*Task objective*: Wherever the word "сравнивать" appears in the entries, copy the whole line.

Collected data entries

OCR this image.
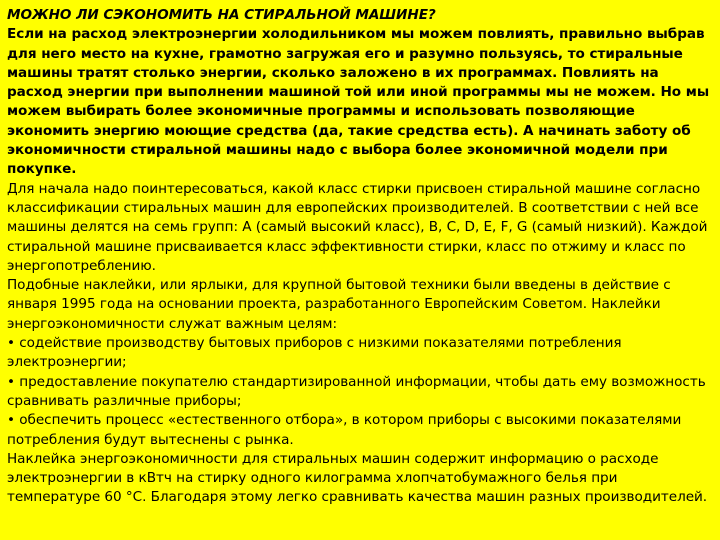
МОЖНО ЛИ СЭКОНОМИТЬ НА СТИРАЛЬНОЙ МАШИНЕ?

Если на расход электроэнергии холодильником мы можем повлиять, правильно выбрав для него место на кухне, грамотно загружая его и разумно пользуясь, то стиральные машины тратят столько энергии, сколько заложено в их программах. Повлиять на расход энергии при выполнении машиной той или иной программы мы не можем. Но мы можем выбирать более экономичные программы и использовать позволяющие экономить энергию моющие средства (да, такие средства есть). А начинать заботу об экономичности стиральной машины надо с выбора более экономичной модели при покупке.

Для начала надо поинтересоваться, какой класс стирки присвоен стиральной машине согласно классификации стиральных машин для европейских производителей. В соответствии с ней все машины делятся на семь групп: А (самый высокий класс), В, С, D, E, F, G (самый низкий). Каждой стиральной машине присваивается класс эффективности стирки, класс по отжиму и класс по энергопотреблению.

Подобные наклейки, или ярлыки, для крупной бытовой техники были введены в действие с января 1995 года на основании проекта, разработанного Европейским Советом. Наклейки энергоэкономичности служат важным целям:

• содействие производству бытовых приборов с низкими показателями потребления электроэнергии;

• предоставление покупателю стандартизированной информации, чтобы дать ему возможность сравнивать различные приборы;

• обеспечить процесс «естественного отбора», в котором приборы с высокими показателями потребления будут вытеснены с рынка.

Наклейка энергоэкономичности для стиральных машин содержит информацию о расходе электроэнергии в кВтч на стирку одного килограмма хлопчатобумажного белья при температуре 60 °С. Благодаря этому легко сравнивать качества машин разных производителей.
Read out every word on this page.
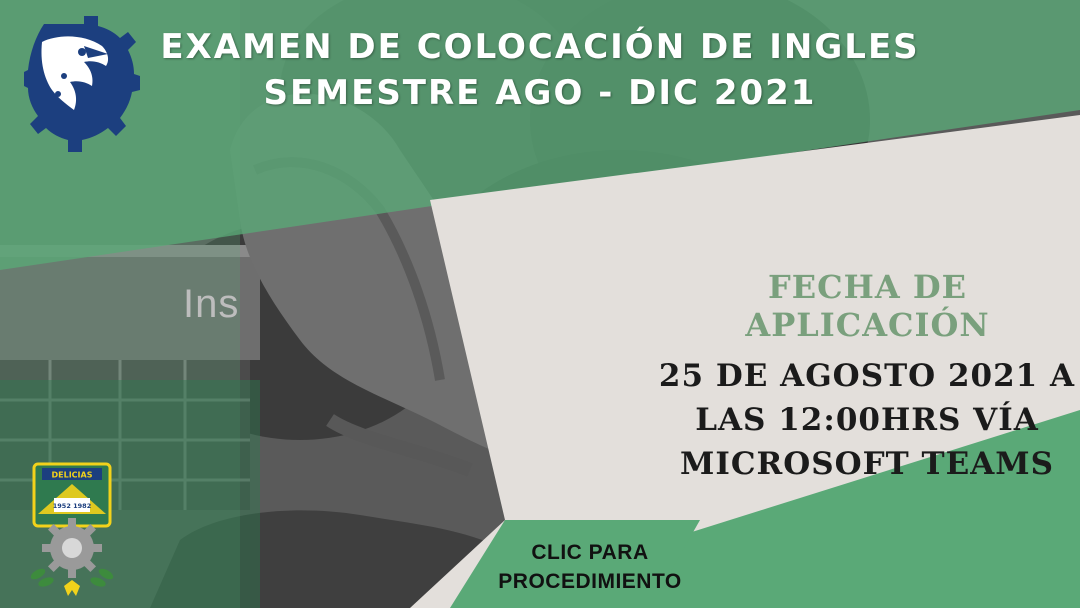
Ins
DELICIAS
1952 1982
EXAMEN DE COLOCACIÓN DE INGLES
SEMESTRE AGO - DIC 2021
FECHA DE
APLICACIÓN
25 DE AGOSTO 2021 A
LAS 12:00HRS VÍA
MICROSOFT TEAMS
CLIC PARA
PROCEDIMIENTO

*Result of the exercise*:
• предоставление покупателю стандартизированной информации, чтобы дать ему возможность сравнивать различные приборы;
Наклейка энергоэкономичности для стиральных машин содержит информацию о расходе электроэнергии в кВтч на стирку одного килограмма хлопчатобумажного белья при температуре 60 °С. Благодаря этому легко сравнивать качества машин разных производителей.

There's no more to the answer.